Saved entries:
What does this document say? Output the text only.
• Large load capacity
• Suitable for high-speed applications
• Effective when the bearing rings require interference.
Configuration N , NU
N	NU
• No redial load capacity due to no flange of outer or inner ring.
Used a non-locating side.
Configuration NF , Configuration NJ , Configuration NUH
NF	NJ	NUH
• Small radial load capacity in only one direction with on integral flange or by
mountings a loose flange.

▸ What to do:
Reproduce all of the entries word for word.

▸ Complete answer:
What does this document say? Output the text only.
• Large load capacity
• Suitable for high-speed applications
• Effective when the bearing rings require interference.
Configuration N , NU
N	NU
• No redial load capacity due to no flange of outer or inner ring.
Used a non-locating side.
Configuration NF , Configuration NJ , Configuration NUH
NF	NJ	NUH
• Small radial load capacity in only one direction with on integral flange or by
mountings a loose flange.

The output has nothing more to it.